Where a line in the listing contains the string "structured", copy that line out.

Records
□ □ □ □

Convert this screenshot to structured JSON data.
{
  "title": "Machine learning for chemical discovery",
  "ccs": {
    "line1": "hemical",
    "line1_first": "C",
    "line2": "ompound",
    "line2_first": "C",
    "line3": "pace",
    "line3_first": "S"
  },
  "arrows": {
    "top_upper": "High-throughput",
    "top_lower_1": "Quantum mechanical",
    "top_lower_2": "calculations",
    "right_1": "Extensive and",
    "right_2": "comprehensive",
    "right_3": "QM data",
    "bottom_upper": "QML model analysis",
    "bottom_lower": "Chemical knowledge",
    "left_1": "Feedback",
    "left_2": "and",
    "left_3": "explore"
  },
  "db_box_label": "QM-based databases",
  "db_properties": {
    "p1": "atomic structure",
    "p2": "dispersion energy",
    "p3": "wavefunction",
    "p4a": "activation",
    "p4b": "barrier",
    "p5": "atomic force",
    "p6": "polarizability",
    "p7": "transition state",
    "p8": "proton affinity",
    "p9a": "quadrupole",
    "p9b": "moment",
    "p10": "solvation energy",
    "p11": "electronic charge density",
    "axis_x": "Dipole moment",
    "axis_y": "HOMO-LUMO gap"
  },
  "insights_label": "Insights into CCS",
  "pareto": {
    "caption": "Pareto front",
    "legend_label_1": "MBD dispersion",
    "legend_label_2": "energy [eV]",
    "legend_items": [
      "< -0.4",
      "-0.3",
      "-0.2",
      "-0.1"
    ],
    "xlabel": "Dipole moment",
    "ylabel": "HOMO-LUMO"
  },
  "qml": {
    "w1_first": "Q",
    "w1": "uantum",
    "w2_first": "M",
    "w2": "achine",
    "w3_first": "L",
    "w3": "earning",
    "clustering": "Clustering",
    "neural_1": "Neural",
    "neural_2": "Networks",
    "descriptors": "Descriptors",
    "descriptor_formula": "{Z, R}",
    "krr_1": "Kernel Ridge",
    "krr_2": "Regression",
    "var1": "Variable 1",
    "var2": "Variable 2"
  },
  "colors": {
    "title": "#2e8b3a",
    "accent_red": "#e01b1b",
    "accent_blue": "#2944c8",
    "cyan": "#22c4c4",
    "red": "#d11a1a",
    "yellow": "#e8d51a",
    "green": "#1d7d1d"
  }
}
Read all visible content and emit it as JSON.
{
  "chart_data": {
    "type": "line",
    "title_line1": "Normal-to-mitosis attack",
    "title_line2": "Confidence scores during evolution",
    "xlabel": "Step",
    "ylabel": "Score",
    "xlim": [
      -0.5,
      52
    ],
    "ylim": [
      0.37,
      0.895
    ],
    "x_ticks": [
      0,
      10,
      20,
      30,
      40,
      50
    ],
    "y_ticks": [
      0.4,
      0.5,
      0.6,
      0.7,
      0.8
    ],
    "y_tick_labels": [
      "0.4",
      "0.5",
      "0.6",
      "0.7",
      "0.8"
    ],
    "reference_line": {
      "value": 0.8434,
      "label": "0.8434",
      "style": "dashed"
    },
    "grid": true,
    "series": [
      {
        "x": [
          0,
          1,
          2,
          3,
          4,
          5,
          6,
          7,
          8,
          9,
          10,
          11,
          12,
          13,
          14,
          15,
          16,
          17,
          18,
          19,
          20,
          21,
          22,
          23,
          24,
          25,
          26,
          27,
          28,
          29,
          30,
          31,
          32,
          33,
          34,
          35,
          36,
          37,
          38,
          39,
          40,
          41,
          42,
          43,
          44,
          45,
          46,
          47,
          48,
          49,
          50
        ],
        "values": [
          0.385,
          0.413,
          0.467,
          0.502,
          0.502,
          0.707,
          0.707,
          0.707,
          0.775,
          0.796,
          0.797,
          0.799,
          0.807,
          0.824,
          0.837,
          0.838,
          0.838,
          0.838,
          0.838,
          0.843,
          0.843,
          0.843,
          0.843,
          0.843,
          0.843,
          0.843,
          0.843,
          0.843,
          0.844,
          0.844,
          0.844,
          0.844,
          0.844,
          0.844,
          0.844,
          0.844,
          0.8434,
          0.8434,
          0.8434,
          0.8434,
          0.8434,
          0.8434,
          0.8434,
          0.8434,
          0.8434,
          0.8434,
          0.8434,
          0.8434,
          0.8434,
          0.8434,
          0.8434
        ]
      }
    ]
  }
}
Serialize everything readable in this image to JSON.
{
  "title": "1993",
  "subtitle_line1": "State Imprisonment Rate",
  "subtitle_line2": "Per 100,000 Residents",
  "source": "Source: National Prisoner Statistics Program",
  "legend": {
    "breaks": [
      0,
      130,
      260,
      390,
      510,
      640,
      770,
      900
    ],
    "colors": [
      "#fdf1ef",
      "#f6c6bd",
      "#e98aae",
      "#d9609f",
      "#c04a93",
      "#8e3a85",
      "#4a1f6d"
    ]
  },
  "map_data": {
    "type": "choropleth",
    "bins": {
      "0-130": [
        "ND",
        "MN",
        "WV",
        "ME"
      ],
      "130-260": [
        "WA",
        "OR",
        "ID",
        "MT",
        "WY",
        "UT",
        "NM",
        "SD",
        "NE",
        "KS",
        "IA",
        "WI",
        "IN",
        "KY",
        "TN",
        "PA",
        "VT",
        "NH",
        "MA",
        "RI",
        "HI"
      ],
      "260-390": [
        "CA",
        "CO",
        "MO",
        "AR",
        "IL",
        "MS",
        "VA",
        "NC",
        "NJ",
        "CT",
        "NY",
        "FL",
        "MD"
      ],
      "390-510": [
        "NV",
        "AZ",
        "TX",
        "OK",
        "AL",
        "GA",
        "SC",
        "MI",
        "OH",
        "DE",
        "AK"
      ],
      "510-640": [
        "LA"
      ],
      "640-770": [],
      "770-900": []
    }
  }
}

□ □ □ □

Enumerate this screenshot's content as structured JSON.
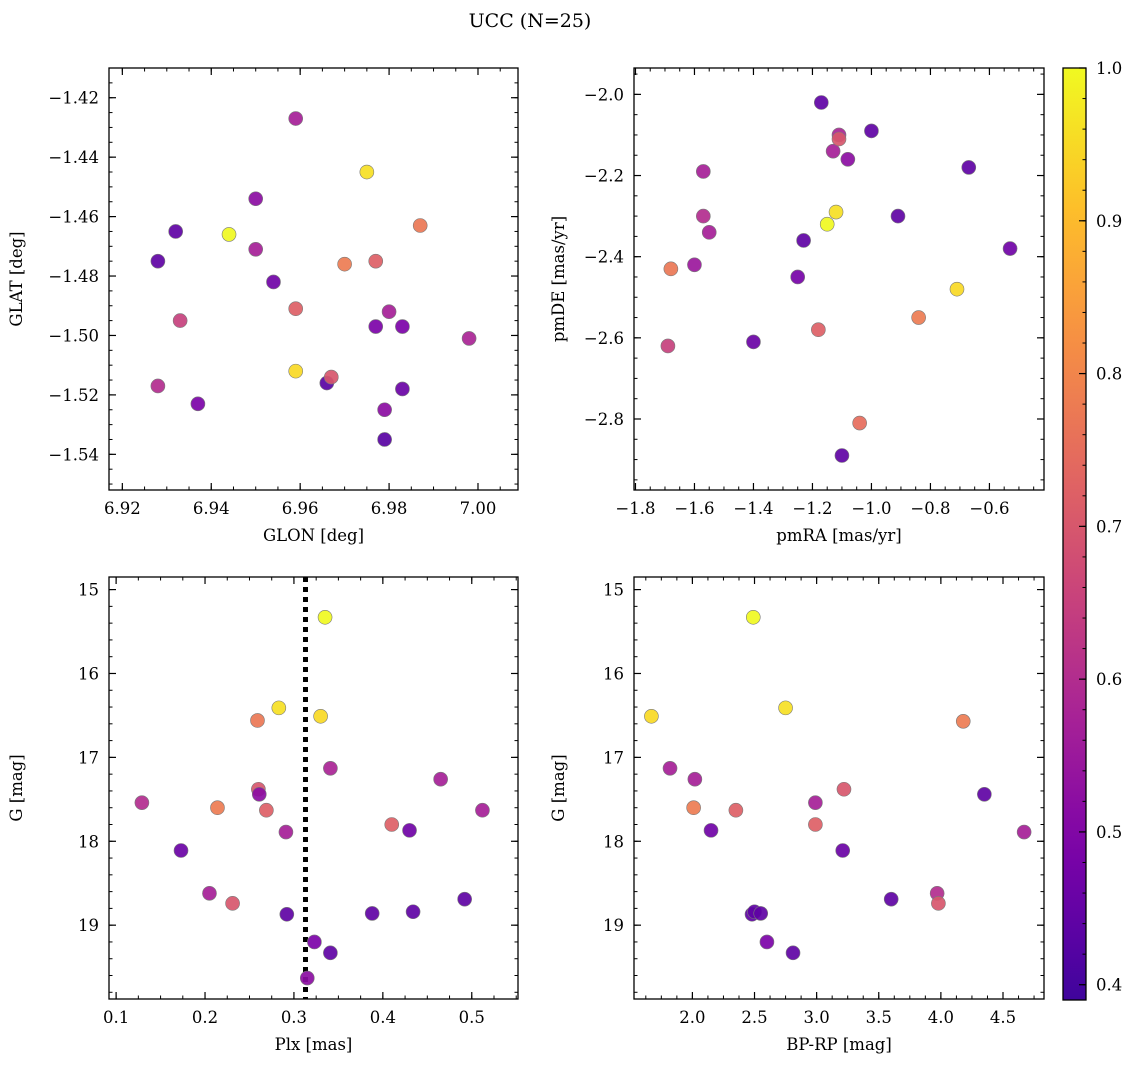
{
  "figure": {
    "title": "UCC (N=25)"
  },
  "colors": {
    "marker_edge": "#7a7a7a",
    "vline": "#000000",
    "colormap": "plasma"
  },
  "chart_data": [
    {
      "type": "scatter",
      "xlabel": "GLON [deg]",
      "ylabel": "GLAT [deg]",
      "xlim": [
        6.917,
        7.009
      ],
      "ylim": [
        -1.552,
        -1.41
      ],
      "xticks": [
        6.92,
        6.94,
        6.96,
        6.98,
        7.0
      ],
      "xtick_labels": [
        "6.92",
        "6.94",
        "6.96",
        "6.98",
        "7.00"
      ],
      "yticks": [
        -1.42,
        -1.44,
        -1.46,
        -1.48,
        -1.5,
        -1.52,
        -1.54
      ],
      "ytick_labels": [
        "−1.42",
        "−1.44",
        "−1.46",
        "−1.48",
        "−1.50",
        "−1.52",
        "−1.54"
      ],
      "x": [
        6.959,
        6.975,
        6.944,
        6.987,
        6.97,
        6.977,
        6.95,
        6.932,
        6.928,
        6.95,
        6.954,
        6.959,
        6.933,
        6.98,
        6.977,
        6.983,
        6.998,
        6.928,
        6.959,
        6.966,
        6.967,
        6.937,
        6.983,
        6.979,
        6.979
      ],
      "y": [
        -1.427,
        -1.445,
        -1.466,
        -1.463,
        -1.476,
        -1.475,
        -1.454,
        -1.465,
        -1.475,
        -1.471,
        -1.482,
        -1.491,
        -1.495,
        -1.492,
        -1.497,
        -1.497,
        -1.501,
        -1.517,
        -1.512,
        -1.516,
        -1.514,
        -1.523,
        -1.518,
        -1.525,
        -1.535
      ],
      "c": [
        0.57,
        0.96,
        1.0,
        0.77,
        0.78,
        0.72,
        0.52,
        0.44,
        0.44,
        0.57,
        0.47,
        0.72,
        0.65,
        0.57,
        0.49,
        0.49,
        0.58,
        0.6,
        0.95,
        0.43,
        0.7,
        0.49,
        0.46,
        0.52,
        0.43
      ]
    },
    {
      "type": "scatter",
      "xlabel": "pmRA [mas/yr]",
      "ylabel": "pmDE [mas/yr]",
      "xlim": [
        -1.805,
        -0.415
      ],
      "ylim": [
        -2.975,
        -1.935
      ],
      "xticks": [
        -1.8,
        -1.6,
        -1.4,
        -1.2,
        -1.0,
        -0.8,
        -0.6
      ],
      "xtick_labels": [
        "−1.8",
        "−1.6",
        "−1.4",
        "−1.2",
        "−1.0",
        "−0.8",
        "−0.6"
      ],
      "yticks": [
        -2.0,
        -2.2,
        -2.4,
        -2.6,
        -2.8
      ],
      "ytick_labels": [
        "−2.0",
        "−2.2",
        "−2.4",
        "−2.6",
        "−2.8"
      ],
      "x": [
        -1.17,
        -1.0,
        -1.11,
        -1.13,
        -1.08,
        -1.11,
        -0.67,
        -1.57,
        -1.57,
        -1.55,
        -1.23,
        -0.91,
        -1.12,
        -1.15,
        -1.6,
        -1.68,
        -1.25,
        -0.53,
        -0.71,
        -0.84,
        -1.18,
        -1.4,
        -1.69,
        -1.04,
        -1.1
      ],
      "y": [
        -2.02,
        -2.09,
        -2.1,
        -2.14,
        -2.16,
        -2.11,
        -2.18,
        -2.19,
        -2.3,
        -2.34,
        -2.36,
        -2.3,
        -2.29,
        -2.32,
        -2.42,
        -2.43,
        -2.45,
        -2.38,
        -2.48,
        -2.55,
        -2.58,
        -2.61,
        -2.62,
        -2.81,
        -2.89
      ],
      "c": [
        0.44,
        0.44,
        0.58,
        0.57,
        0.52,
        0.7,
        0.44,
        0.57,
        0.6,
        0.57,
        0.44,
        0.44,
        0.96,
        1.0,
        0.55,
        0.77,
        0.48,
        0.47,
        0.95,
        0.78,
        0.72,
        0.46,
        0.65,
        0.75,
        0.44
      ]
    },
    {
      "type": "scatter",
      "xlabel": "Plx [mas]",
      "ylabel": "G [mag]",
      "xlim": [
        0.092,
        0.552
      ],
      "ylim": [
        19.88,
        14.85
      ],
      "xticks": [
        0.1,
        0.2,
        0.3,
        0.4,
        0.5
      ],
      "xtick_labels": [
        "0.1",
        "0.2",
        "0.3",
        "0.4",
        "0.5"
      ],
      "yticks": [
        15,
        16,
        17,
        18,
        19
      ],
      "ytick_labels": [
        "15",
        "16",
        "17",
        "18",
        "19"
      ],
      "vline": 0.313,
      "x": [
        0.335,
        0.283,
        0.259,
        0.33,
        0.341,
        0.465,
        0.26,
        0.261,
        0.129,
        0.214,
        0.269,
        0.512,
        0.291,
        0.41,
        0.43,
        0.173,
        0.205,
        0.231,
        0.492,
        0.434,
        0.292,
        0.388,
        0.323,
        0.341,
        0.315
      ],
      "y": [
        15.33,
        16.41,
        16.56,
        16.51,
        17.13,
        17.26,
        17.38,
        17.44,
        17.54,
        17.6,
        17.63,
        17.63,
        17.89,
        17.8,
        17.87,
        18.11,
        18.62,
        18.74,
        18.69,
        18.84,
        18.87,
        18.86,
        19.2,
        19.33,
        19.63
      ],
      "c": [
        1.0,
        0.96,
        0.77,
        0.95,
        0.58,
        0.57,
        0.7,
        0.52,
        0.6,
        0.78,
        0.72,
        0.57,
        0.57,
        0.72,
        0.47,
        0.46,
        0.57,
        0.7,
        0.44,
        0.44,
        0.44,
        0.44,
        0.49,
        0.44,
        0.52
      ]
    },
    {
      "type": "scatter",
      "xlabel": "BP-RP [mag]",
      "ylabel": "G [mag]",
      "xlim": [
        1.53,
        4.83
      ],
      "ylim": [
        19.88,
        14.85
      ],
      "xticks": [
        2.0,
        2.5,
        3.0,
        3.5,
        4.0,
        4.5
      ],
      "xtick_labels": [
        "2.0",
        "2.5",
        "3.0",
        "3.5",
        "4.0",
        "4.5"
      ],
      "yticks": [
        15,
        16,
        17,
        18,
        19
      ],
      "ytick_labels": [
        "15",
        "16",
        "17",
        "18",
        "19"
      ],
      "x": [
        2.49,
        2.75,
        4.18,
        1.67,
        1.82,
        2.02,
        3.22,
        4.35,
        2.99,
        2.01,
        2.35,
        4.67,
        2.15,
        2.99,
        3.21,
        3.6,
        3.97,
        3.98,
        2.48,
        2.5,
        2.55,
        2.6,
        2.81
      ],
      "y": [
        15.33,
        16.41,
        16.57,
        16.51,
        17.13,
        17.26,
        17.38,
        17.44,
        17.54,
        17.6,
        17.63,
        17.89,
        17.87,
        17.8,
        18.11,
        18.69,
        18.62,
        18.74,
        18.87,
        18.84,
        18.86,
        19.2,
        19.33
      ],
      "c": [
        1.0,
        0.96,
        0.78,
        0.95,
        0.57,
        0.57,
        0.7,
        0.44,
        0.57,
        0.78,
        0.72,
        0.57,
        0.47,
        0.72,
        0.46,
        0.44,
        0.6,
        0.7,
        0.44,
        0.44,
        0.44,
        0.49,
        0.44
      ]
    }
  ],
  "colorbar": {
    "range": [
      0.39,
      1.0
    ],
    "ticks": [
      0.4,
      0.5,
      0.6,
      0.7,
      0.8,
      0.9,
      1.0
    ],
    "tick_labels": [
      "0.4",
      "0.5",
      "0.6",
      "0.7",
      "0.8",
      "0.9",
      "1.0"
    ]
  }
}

□ □ □ □

■ **RESPONSE**:
Convert this screenshot to structured JSON data.
Enumerate this screenshot's content as structured JSON.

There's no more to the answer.